_Written problem_: Check every line of the entries below for the word "liệu", and copy the ones that have it.

(Dataset excerpts)
▼
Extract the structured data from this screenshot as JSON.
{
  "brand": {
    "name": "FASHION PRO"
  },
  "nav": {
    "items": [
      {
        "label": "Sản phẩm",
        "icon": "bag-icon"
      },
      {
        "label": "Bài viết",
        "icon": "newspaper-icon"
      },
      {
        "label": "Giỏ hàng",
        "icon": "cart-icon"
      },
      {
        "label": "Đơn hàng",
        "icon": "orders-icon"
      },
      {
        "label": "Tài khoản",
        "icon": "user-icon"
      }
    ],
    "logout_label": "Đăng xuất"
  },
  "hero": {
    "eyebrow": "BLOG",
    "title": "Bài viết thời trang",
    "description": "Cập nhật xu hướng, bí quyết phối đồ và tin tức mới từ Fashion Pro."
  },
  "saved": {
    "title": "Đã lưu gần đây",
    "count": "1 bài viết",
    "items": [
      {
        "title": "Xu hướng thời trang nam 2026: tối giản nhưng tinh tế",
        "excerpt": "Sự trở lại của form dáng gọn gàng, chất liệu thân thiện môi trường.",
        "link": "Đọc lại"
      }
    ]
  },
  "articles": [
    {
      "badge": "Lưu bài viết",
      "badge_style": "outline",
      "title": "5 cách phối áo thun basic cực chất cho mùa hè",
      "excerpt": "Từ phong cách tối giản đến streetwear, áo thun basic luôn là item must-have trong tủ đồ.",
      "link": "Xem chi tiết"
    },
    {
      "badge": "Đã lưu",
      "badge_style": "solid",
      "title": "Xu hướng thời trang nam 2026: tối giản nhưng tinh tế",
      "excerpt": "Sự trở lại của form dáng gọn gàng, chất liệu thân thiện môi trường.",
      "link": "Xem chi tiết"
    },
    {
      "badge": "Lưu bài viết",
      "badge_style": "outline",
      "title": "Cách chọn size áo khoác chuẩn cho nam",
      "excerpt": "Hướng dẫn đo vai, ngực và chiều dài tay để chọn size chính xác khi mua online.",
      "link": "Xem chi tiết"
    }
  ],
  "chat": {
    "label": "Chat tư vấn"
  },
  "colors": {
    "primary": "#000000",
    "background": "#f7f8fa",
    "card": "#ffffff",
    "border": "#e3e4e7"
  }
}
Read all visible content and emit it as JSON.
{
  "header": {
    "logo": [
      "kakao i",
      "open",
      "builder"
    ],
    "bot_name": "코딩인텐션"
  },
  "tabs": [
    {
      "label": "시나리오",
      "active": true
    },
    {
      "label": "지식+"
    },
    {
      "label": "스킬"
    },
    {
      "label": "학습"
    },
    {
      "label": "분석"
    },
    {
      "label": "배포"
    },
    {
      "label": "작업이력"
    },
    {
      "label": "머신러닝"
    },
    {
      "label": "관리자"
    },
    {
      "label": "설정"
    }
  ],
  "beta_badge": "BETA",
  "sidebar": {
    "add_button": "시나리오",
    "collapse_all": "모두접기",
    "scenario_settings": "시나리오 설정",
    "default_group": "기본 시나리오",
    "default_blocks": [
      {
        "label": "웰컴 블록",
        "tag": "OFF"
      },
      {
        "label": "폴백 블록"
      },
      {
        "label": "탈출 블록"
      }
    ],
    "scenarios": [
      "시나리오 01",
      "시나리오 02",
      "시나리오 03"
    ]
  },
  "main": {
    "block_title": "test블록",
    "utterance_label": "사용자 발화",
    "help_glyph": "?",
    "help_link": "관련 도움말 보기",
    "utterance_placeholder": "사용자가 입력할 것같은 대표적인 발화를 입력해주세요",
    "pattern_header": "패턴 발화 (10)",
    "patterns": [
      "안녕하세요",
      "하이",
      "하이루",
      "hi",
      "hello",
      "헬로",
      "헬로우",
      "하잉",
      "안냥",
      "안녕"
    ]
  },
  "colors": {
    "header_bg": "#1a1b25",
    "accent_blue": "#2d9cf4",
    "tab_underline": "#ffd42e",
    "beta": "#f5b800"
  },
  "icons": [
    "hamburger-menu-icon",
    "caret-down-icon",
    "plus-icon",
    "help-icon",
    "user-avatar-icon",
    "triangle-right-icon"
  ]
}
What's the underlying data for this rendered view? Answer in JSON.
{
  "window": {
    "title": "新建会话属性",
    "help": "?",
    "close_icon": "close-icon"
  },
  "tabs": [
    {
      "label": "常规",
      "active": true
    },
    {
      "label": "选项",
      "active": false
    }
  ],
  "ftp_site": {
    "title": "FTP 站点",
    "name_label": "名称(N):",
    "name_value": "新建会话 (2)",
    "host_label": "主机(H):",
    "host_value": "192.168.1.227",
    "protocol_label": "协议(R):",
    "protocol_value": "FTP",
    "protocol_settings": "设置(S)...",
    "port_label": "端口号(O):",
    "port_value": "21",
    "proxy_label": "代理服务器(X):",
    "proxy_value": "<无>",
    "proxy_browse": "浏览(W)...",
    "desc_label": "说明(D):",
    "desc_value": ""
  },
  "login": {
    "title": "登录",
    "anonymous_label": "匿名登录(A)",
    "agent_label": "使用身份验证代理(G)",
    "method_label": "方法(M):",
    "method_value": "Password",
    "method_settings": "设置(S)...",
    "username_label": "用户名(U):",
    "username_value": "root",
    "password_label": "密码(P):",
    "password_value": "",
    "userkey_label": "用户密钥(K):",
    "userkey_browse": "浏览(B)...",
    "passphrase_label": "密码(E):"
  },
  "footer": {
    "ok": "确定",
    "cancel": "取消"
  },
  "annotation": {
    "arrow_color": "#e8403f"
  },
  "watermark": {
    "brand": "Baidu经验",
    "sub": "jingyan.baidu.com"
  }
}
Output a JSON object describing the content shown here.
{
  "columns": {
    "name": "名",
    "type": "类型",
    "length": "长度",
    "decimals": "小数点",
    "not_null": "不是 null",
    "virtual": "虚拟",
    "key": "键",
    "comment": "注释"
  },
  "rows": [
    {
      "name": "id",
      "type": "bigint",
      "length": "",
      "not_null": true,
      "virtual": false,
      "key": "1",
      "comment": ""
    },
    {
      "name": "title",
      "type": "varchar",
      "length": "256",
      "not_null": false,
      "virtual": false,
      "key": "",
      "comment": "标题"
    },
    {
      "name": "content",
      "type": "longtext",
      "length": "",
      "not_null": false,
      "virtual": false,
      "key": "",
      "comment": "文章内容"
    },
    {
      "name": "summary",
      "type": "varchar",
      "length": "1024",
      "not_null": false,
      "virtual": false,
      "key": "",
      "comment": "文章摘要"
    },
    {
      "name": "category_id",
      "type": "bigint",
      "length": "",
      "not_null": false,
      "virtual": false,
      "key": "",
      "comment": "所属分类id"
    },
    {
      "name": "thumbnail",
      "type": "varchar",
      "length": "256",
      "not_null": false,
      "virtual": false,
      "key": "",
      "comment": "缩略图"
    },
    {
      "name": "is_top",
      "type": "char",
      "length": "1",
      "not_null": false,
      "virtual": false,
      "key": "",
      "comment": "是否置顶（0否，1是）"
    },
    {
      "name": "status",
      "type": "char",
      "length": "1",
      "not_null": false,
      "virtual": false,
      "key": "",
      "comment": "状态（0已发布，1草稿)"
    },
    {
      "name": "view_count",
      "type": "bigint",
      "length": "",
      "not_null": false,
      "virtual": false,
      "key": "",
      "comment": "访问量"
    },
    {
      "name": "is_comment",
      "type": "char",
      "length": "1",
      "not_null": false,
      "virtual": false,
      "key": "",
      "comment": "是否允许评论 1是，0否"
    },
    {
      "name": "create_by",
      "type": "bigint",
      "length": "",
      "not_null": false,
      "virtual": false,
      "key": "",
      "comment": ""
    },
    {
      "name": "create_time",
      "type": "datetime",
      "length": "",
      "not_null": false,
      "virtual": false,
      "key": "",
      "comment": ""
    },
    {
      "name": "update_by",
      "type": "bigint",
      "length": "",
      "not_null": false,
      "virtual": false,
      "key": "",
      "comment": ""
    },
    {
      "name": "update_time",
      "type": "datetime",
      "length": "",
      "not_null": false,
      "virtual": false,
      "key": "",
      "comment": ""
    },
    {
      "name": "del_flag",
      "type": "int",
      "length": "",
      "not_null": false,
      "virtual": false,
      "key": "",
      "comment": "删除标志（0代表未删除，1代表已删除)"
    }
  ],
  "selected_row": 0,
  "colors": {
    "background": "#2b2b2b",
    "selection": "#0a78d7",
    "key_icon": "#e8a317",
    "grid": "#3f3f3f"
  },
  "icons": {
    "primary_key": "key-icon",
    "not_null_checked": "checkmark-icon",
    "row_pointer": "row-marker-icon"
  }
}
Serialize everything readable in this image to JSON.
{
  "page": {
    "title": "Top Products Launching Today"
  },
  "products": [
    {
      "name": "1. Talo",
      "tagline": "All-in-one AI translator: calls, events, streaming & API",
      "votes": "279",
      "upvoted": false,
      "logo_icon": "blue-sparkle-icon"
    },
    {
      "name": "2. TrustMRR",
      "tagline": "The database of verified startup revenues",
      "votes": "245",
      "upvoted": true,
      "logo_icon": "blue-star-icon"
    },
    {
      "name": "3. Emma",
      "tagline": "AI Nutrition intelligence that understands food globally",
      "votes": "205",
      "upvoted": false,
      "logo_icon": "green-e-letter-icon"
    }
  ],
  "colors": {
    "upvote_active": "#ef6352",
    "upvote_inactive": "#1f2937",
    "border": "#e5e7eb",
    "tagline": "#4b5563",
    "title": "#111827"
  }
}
▲
_Complete response_:
        "excerpt": "Sự trở lại của form dáng gọn gàng, chất liệu thân thiện môi trường.",
      "excerpt": "Sự trở lại của form dáng gọn gàng, chất liệu thân thiện môi trường.",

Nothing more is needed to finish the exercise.